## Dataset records
----------------------------------------
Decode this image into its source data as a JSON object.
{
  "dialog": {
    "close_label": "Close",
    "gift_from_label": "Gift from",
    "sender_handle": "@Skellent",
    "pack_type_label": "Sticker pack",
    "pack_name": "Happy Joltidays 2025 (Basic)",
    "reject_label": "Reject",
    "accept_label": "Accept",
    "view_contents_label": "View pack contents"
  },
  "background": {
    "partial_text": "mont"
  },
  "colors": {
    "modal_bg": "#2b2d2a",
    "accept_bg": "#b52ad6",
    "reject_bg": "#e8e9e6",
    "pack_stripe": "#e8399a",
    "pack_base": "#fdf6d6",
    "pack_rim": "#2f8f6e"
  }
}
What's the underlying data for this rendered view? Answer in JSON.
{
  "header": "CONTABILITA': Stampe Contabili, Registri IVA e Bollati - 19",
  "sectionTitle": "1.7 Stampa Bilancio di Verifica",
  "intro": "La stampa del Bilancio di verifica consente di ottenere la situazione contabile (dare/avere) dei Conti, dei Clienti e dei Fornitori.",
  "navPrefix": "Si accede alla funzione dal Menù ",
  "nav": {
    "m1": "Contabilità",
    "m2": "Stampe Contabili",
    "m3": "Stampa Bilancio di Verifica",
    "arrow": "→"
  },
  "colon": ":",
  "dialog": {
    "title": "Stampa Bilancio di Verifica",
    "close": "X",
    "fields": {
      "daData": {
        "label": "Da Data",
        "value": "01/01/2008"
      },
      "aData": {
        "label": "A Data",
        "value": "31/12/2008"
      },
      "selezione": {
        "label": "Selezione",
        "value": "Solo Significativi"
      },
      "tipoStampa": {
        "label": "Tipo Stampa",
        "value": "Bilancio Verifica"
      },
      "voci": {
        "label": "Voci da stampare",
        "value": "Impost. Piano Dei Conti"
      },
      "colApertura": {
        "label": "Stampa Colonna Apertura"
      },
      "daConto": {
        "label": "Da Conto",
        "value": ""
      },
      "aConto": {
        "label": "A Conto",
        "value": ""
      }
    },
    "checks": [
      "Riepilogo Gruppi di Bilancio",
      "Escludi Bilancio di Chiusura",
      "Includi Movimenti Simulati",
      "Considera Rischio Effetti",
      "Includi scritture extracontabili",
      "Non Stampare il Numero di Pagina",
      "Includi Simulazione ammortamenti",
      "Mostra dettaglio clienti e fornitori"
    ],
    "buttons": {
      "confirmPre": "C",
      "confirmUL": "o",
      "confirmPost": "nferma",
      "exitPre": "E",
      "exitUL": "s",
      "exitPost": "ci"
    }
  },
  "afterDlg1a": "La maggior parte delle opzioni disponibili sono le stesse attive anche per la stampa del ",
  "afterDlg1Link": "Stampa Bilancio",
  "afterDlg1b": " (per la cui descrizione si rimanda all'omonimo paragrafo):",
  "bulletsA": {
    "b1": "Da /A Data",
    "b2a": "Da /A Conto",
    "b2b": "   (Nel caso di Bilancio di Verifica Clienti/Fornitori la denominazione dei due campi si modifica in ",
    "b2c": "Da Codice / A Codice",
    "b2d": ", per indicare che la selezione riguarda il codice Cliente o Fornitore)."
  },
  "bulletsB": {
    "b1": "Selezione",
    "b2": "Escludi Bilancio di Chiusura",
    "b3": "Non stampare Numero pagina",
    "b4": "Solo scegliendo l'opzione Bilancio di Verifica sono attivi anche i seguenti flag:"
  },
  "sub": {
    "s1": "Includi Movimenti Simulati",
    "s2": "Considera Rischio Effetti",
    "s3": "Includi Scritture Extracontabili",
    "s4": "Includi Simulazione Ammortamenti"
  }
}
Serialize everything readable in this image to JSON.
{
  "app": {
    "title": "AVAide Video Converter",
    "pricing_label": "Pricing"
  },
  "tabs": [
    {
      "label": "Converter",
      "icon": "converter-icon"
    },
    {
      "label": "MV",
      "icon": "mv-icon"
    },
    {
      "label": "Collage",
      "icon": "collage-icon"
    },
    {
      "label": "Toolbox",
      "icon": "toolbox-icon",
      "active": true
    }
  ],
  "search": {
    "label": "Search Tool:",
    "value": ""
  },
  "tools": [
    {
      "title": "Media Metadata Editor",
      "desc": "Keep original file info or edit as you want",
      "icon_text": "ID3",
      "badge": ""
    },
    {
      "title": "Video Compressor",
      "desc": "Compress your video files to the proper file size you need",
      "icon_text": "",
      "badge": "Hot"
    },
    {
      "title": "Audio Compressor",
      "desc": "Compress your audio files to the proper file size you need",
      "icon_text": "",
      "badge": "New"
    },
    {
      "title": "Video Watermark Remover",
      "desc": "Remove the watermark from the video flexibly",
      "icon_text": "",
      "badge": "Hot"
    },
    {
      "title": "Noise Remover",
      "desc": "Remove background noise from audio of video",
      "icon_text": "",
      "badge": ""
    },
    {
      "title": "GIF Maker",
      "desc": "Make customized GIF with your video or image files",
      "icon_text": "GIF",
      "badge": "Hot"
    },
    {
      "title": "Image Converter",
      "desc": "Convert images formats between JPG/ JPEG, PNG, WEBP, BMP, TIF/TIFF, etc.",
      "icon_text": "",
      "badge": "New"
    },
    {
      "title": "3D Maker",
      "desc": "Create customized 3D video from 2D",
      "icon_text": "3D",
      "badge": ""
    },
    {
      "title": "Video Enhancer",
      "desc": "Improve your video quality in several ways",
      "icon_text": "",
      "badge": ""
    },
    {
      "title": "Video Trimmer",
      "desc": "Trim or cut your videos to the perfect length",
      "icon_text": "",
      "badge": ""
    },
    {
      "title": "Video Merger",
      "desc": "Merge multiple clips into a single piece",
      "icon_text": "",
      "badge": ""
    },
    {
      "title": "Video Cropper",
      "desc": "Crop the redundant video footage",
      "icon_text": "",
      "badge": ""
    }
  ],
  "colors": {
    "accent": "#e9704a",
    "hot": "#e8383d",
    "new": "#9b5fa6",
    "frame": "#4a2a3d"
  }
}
----------------------------------------
## Your instructions
Output each record precisely as given.

## Written solution
Decode this image into its source data as a JSON object.
{
  "dialog": {
    "close_label": "Close",
    "gift_from_label": "Gift from",
    "sender_handle": "@Skellent",
    "pack_type_label": "Sticker pack",
    "pack_name": "Happy Joltidays 2025 (Basic)",
    "reject_label": "Reject",
    "accept_label": "Accept",
    "view_contents_label": "View pack contents"
  },
  "background": {
    "partial_text": "mont"
  },
  "colors": {
    "modal_bg": "#2b2d2a",
    "accept_bg": "#b52ad6",
    "reject_bg": "#e8e9e6",
    "pack_stripe": "#e8399a",
    "pack_base": "#fdf6d6",
    "pack_rim": "#2f8f6e"
  }
}
What's the underlying data for this rendered view? Answer in JSON.
{
  "header": "CONTABILITA': Stampe Contabili, Registri IVA e Bollati - 19",
  "sectionTitle": "1.7 Stampa Bilancio di Verifica",
  "intro": "La stampa del Bilancio di verifica consente di ottenere la situazione contabile (dare/avere) dei Conti, dei Clienti e dei Fornitori.",
  "navPrefix": "Si accede alla funzione dal Menù ",
  "nav": {
    "m1": "Contabilità",
    "m2": "Stampe Contabili",
    "m3": "Stampa Bilancio di Verifica",
    "arrow": "→"
  },
  "colon": ":",
  "dialog": {
    "title": "Stampa Bilancio di Verifica",
    "close": "X",
    "fields": {
      "daData": {
        "label": "Da Data",
        "value": "01/01/2008"
      },
      "aData": {
        "label": "A Data",
        "value": "31/12/2008"
      },
      "selezione": {
        "label": "Selezione",
        "value": "Solo Significativi"
      },
      "tipoStampa": {
        "label": "Tipo Stampa",
        "value": "Bilancio Verifica"
      },
      "voci": {
        "label": "Voci da stampare",
        "value": "Impost. Piano Dei Conti"
      },
      "colApertura": {
        "label": "Stampa Colonna Apertura"
      },
      "daConto": {
        "label": "Da Conto",
        "value": ""
      },
      "aConto": {
        "label": "A Conto",
        "value": ""
      }
    },
    "checks": [
      "Riepilogo Gruppi di Bilancio",
      "Escludi Bilancio di Chiusura",
      "Includi Movimenti Simulati",
      "Considera Rischio Effetti",
      "Includi scritture extracontabili",
      "Non Stampare il Numero di Pagina",
      "Includi Simulazione ammortamenti",
      "Mostra dettaglio clienti e fornitori"
    ],
    "buttons": {
      "confirmPre": "C",
      "confirmUL": "o",
      "confirmPost": "nferma",
      "exitPre": "E",
      "exitUL": "s",
      "exitPost": "ci"
    }
  },
  "afterDlg1a": "La maggior parte delle opzioni disponibili sono le stesse attive anche per la stampa del ",
  "afterDlg1Link": "Stampa Bilancio",
  "afterDlg1b": " (per la cui descrizione si rimanda all'omonimo paragrafo):",
  "bulletsA": {
    "b1": "Da /A Data",
    "b2a": "Da /A Conto",
    "b2b": "   (Nel caso di Bilancio di Verifica Clienti/Fornitori la denominazione dei due campi si modifica in ",
    "b2c": "Da Codice / A Codice",
    "b2d": ", per indicare che la selezione riguarda il codice Cliente o Fornitore)."
  },
  "bulletsB": {
    "b1": "Selezione",
    "b2": "Escludi Bilancio di Chiusura",
    "b3": "Non stampare Numero pagina",
    "b4": "Solo scegliendo l'opzione Bilancio di Verifica sono attivi anche i seguenti flag:"
  },
  "sub": {
    "s1": "Includi Movimenti Simulati",
    "s2": "Considera Rischio Effetti",
    "s3": "Includi Scritture Extracontabili",
    "s4": "Includi Simulazione Ammortamenti"
  }
}
Serialize everything readable in this image to JSON.
{
  "app": {
    "title": "AVAide Video Converter",
    "pricing_label": "Pricing"
  },
  "tabs": [
    {
      "label": "Converter",
      "icon": "converter-icon"
    },
    {
      "label": "MV",
      "icon": "mv-icon"
    },
    {
      "label": "Collage",
      "icon": "collage-icon"
    },
    {
      "label": "Toolbox",
      "icon": "toolbox-icon",
      "active": true
    }
  ],
  "search": {
    "label": "Search Tool:",
    "value": ""
  },
  "tools": [
    {
      "title": "Media Metadata Editor",
      "desc": "Keep original file info or edit as you want",
      "icon_text": "ID3",
      "badge": ""
    },
    {
      "title": "Video Compressor",
      "desc": "Compress your video files to the proper file size you need",
      "icon_text": "",
      "badge": "Hot"
    },
    {
      "title": "Audio Compressor",
      "desc": "Compress your audio files to the proper file size you need",
      "icon_text": "",
      "badge": "New"
    },
    {
      "title": "Video Watermark Remover",
      "desc": "Remove the watermark from the video flexibly",
      "icon_text": "",
      "badge": "Hot"
    },
    {
      "title": "Noise Remover",
      "desc": "Remove background noise from audio of video",
      "icon_text": "",
      "badge": ""
    },
    {
      "title": "GIF Maker",
      "desc": "Make customized GIF with your video or image files",
      "icon_text": "GIF",
      "badge": "Hot"
    },
    {
      "title": "Image Converter",
      "desc": "Convert images formats between JPG/ JPEG, PNG, WEBP, BMP, TIF/TIFF, etc.",
      "icon_text": "",
      "badge": "New"
    },
    {
      "title": "3D Maker",
      "desc": "Create customized 3D video from 2D",
      "icon_text": "3D",
      "badge": ""
    },
    {
      "title": "Video Enhancer",
      "desc": "Improve your video quality in several ways",
      "icon_text": "",
      "badge": ""
    },
    {
      "title": "Video Trimmer",
      "desc": "Trim or cut your videos to the perfect length",
      "icon_text": "",
      "badge": ""
    },
    {
      "title": "Video Merger",
      "desc": "Merge multiple clips into a single piece",
      "icon_text": "",
      "badge": ""
    },
    {
      "title": "Video Cropper",
      "desc": "Crop the redundant video footage",
      "icon_text": "",
      "badge": ""
    }
  ],
  "colors": {
    "accent": "#e9704a",
    "hot": "#e8383d",
    "new": "#9b5fa6",
    "frame": "#4a2a3d"
  }
}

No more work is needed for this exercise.